--- begin RECORDS FOR THE TASK ---
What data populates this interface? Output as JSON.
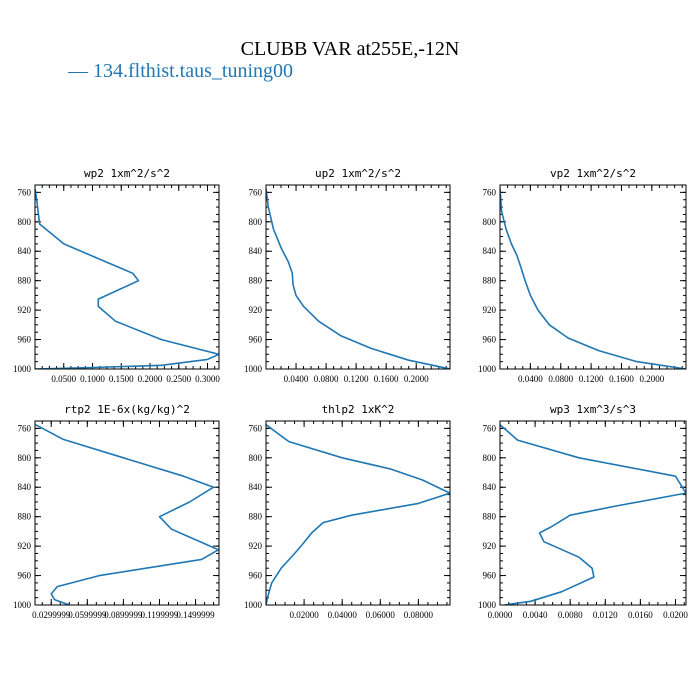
{
  "figure": {
    "title": "CLUBB VAR at255E,-12N",
    "legend": [
      {
        "label": "— 134.flthist.taus_tuning00",
        "color": "#1f77b4"
      }
    ]
  },
  "chart_data": [
    {
      "type": "line",
      "title": "wp2  1xm^2/s^2",
      "xlim": [
        0,
        0.32
      ],
      "ylim": [
        1000,
        750
      ],
      "xticks": [
        "0.0500",
        "0.1000",
        "0.1500",
        "0.2000",
        "0.2500",
        "0.3000"
      ],
      "xtick_values": [
        0.05,
        0.1,
        0.15,
        0.2,
        0.25,
        0.3
      ],
      "yticks": [
        "760",
        "800",
        "840",
        "880",
        "920",
        "960",
        "1000"
      ],
      "ytick_values": [
        760,
        800,
        840,
        880,
        920,
        960,
        1000
      ],
      "series": [
        {
          "x": [
            0.0,
            0.003,
            0.008,
            0.05,
            0.17,
            0.18,
            0.11,
            0.11,
            0.14,
            0.22,
            0.32,
            0.3,
            0.22,
            0.1,
            0.0
          ],
          "y": [
            755,
            770,
            803,
            830,
            870,
            880,
            905,
            915,
            935,
            960,
            980,
            987,
            995,
            998,
            1000
          ]
        }
      ]
    },
    {
      "type": "line",
      "title": "up2  1xm^2/s^2",
      "xlim": [
        0,
        0.245
      ],
      "ylim": [
        1000,
        750
      ],
      "xticks": [
        "0.0400",
        "0.0800",
        "0.1200",
        "0.1600",
        "0.2000"
      ],
      "xtick_values": [
        0.04,
        0.08,
        0.12,
        0.16,
        0.2
      ],
      "yticks": [
        "760",
        "800",
        "840",
        "880",
        "920",
        "960",
        "1000"
      ],
      "ytick_values": [
        760,
        800,
        840,
        880,
        920,
        960,
        1000
      ],
      "series": [
        {
          "x": [
            0.0,
            0.003,
            0.01,
            0.02,
            0.03,
            0.035,
            0.036,
            0.04,
            0.05,
            0.07,
            0.1,
            0.14,
            0.19,
            0.245
          ],
          "y": [
            755,
            780,
            810,
            835,
            855,
            870,
            885,
            900,
            915,
            935,
            955,
            972,
            988,
            1000
          ]
        }
      ]
    },
    {
      "type": "line",
      "title": "vp2  1xm^2/s^2",
      "xlim": [
        0,
        0.245
      ],
      "ylim": [
        1000,
        750
      ],
      "xticks": [
        "0.0400",
        "0.0800",
        "0.1200",
        "0.1600",
        "0.2000"
      ],
      "xtick_values": [
        0.04,
        0.08,
        0.12,
        0.16,
        0.2
      ],
      "yticks": [
        "760",
        "800",
        "840",
        "880",
        "920",
        "960",
        "1000"
      ],
      "ytick_values": [
        760,
        800,
        840,
        880,
        920,
        960,
        1000
      ],
      "series": [
        {
          "x": [
            0.0,
            0.002,
            0.008,
            0.015,
            0.022,
            0.027,
            0.033,
            0.04,
            0.05,
            0.065,
            0.09,
            0.13,
            0.18,
            0.245
          ],
          "y": [
            755,
            785,
            810,
            830,
            845,
            860,
            880,
            900,
            920,
            940,
            958,
            975,
            990,
            1000
          ]
        }
      ]
    },
    {
      "type": "line",
      "title": "rtp2  1E-6x(kg/kg)^2",
      "xlim": [
        0.0165,
        0.1695
      ],
      "ylim": [
        1000,
        750
      ],
      "xticks": [
        "0.0299999",
        "0.0599999",
        "0.0899999",
        "0.1199999",
        "0.1499999"
      ],
      "xtick_values": [
        0.03,
        0.06,
        0.09,
        0.12,
        0.15
      ],
      "yticks": [
        "760",
        "800",
        "840",
        "880",
        "920",
        "960",
        "1000"
      ],
      "ytick_values": [
        760,
        800,
        840,
        880,
        920,
        960,
        1000
      ],
      "series": [
        {
          "x": [
            0.017,
            0.04,
            0.09,
            0.14,
            0.165,
            0.145,
            0.12,
            0.13,
            0.155,
            0.169,
            0.155,
            0.07,
            0.035,
            0.03,
            0.033,
            0.045
          ],
          "y": [
            755,
            775,
            800,
            825,
            840,
            860,
            880,
            897,
            915,
            925,
            938,
            960,
            975,
            985,
            993,
            1000
          ]
        }
      ]
    },
    {
      "type": "line",
      "title": "thlp2  1xK^2",
      "xlim": [
        0,
        0.0966
      ],
      "ylim": [
        1000,
        750
      ],
      "xticks": [
        "0.02000",
        "0.04000",
        "0.06000",
        "0.08000"
      ],
      "xtick_values": [
        0.02,
        0.04,
        0.06,
        0.08
      ],
      "yticks": [
        "760",
        "800",
        "840",
        "880",
        "920",
        "960",
        "1000"
      ],
      "ytick_values": [
        760,
        800,
        840,
        880,
        920,
        960,
        1000
      ],
      "series": [
        {
          "x": [
            0.0,
            0.012,
            0.04,
            0.065,
            0.082,
            0.0966,
            0.08,
            0.045,
            0.03,
            0.024,
            0.02,
            0.015,
            0.008,
            0.003,
            0.001,
            0.0
          ],
          "y": [
            755,
            778,
            800,
            815,
            830,
            848,
            862,
            878,
            888,
            902,
            915,
            930,
            950,
            970,
            988,
            1000
          ]
        }
      ]
    },
    {
      "type": "line",
      "title": "wp3  1xm^3/s^3",
      "xlim": [
        0,
        0.0212
      ],
      "ylim": [
        1000,
        750
      ],
      "xticks": [
        "0.0000",
        "0.0040",
        "0.0080",
        "0.0120",
        "0.0160",
        "0.0200"
      ],
      "xtick_values": [
        0.0,
        0.004,
        0.008,
        0.012,
        0.016,
        0.02
      ],
      "yticks": [
        "760",
        "800",
        "840",
        "880",
        "920",
        "960",
        "1000"
      ],
      "ytick_values": [
        760,
        800,
        840,
        880,
        920,
        960,
        1000
      ],
      "series": [
        {
          "x": [
            0.0,
            0.002,
            0.009,
            0.02,
            0.0212,
            0.013,
            0.008,
            0.0058,
            0.0045,
            0.005,
            0.009,
            0.0105,
            0.0107,
            0.007,
            0.0035,
            0.0005
          ],
          "y": [
            755,
            776,
            800,
            825,
            848,
            866,
            878,
            894,
            902,
            914,
            935,
            950,
            962,
            982,
            995,
            1000
          ]
        }
      ]
    }
  ]
}
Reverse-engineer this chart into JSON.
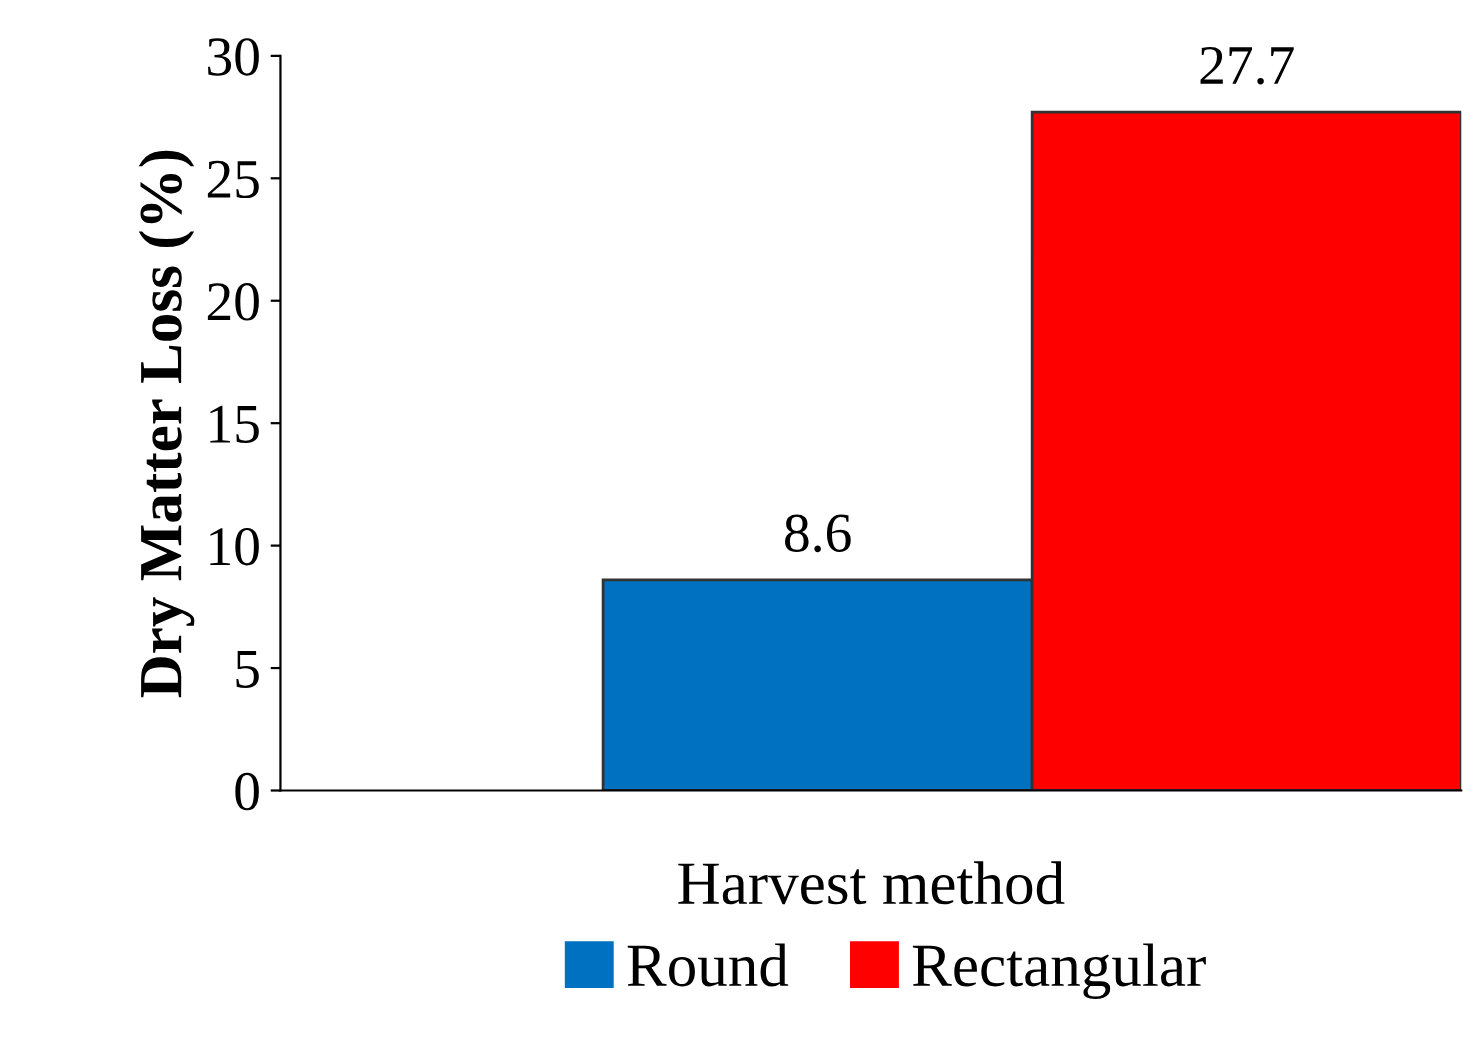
--- end RECORDS FOR THE TASK ---
__DIRECTIVE__: Omit the pictures, then quote the rest of the material above exactly.

__FINISHED ANSWER__:
What data populates this interface? Output as JSON.
{
  "figure": {
    "title": "CLUBB VAR at255E,-12N",
    "legend": [
      {
        "label": "— 134.flthist.taus_tuning00",
        "color": "#1f77b4"
      }
    ]
  },
  "chart_data": [
    {
      "type": "line",
      "title": "wp2  1xm^2/s^2",
      "xlim": [
        0,
        0.32
      ],
      "ylim": [
        1000,
        750
      ],
      "xticks": [
        "0.0500",
        "0.1000",
        "0.1500",
        "0.2000",
        "0.2500",
        "0.3000"
      ],
      "xtick_values": [
        0.05,
        0.1,
        0.15,
        0.2,
        0.25,
        0.3
      ],
      "yticks": [
        "760",
        "800",
        "840",
        "880",
        "920",
        "960",
        "1000"
      ],
      "ytick_values": [
        760,
        800,
        840,
        880,
        920,
        960,
        1000
      ],
      "series": [
        {
          "x": [
            0.0,
            0.003,
            0.008,
            0.05,
            0.17,
            0.18,
            0.11,
            0.11,
            0.14,
            0.22,
            0.32,
            0.3,
            0.22,
            0.1,
            0.0
          ],
          "y": [
            755,
            770,
            803,
            830,
            870,
            880,
            905,
            915,
            935,
            960,
            980,
            987,
            995,
            998,
            1000
          ]
        }
      ]
    },
    {
      "type": "line",
      "title": "up2  1xm^2/s^2",
      "xlim": [
        0,
        0.245
      ],
      "ylim": [
        1000,
        750
      ],
      "xticks": [
        "0.0400",
        "0.0800",
        "0.1200",
        "0.1600",
        "0.2000"
      ],
      "xtick_values": [
        0.04,
        0.08,
        0.12,
        0.16,
        0.2
      ],
      "yticks": [
        "760",
        "800",
        "840",
        "880",
        "920",
        "960",
        "1000"
      ],
      "ytick_values": [
        760,
        800,
        840,
        880,
        920,
        960,
        1000
      ],
      "series": [
        {
          "x": [
            0.0,
            0.003,
            0.01,
            0.02,
            0.03,
            0.035,
            0.036,
            0.04,
            0.05,
            0.07,
            0.1,
            0.14,
            0.19,
            0.245
          ],
          "y": [
            755,
            780,
            810,
            835,
            855,
            870,
            885,
            900,
            915,
            935,
            955,
            972,
            988,
            1000
          ]
        }
      ]
    },
    {
      "type": "line",
      "title": "vp2  1xm^2/s^2",
      "xlim": [
        0,
        0.245
      ],
      "ylim": [
        1000,
        750
      ],
      "xticks": [
        "0.0400",
        "0.0800",
        "0.1200",
        "0.1600",
        "0.2000"
      ],
      "xtick_values": [
        0.04,
        0.08,
        0.12,
        0.16,
        0.2
      ],
      "yticks": [
        "760",
        "800",
        "840",
        "880",
        "920",
        "960",
        "1000"
      ],
      "ytick_values": [
        760,
        800,
        840,
        880,
        920,
        960,
        1000
      ],
      "series": [
        {
          "x": [
            0.0,
            0.002,
            0.008,
            0.015,
            0.022,
            0.027,
            0.033,
            0.04,
            0.05,
            0.065,
            0.09,
            0.13,
            0.18,
            0.245
          ],
          "y": [
            755,
            785,
            810,
            830,
            845,
            860,
            880,
            900,
            920,
            940,
            958,
            975,
            990,
            1000
          ]
        }
      ]
    },
    {
      "type": "line",
      "title": "rtp2  1E-6x(kg/kg)^2",
      "xlim": [
        0.0165,
        0.1695
      ],
      "ylim": [
        1000,
        750
      ],
      "xticks": [
        "0.0299999",
        "0.0599999",
        "0.0899999",
        "0.1199999",
        "0.1499999"
      ],
      "xtick_values": [
        0.03,
        0.06,
        0.09,
        0.12,
        0.15
      ],
      "yticks": [
        "760",
        "800",
        "840",
        "880",
        "920",
        "960",
        "1000"
      ],
      "ytick_values": [
        760,
        800,
        840,
        880,
        920,
        960,
        1000
      ],
      "series": [
        {
          "x": [
            0.017,
            0.04,
            0.09,
            0.14,
            0.165,
            0.145,
            0.12,
            0.13,
            0.155,
            0.169,
            0.155,
            0.07,
            0.035,
            0.03,
            0.033,
            0.045
          ],
          "y": [
            755,
            775,
            800,
            825,
            840,
            860,
            880,
            897,
            915,
            925,
            938,
            960,
            975,
            985,
            993,
            1000
          ]
        }
      ]
    },
    {
      "type": "line",
      "title": "thlp2  1xK^2",
      "xlim": [
        0,
        0.0966
      ],
      "ylim": [
        1000,
        750
      ],
      "xticks": [
        "0.02000",
        "0.04000",
        "0.06000",
        "0.08000"
      ],
      "xtick_values": [
        0.02,
        0.04,
        0.06,
        0.08
      ],
      "yticks": [
        "760",
        "800",
        "840",
        "880",
        "920",
        "960",
        "1000"
      ],
      "ytick_values": [
        760,
        800,
        840,
        880,
        920,
        960,
        1000
      ],
      "series": [
        {
          "x": [
            0.0,
            0.012,
            0.04,
            0.065,
            0.082,
            0.0966,
            0.08,
            0.045,
            0.03,
            0.024,
            0.02,
            0.015,
            0.008,
            0.003,
            0.001,
            0.0
          ],
          "y": [
            755,
            778,
            800,
            815,
            830,
            848,
            862,
            878,
            888,
            902,
            915,
            930,
            950,
            970,
            988,
            1000
          ]
        }
      ]
    },
    {
      "type": "line",
      "title": "wp3  1xm^3/s^3",
      "xlim": [
        0,
        0.0212
      ],
      "ylim": [
        1000,
        750
      ],
      "xticks": [
        "0.0000",
        "0.0040",
        "0.0080",
        "0.0120",
        "0.0160",
        "0.0200"
      ],
      "xtick_values": [
        0.0,
        0.004,
        0.008,
        0.012,
        0.016,
        0.02
      ],
      "yticks": [
        "760",
        "800",
        "840",
        "880",
        "920",
        "960",
        "1000"
      ],
      "ytick_values": [
        760,
        800,
        840,
        880,
        920,
        960,
        1000
      ],
      "series": [
        {
          "x": [
            0.0,
            0.002,
            0.009,
            0.02,
            0.0212,
            0.013,
            0.008,
            0.0058,
            0.0045,
            0.005,
            0.009,
            0.0105,
            0.0107,
            0.007,
            0.0035,
            0.0005
          ],
          "y": [
            755,
            776,
            800,
            825,
            848,
            866,
            878,
            894,
            902,
            914,
            935,
            950,
            962,
            982,
            995,
            1000
          ]
        }
      ]
    }
  ]
}
Reverse-engineer this chart into JSON.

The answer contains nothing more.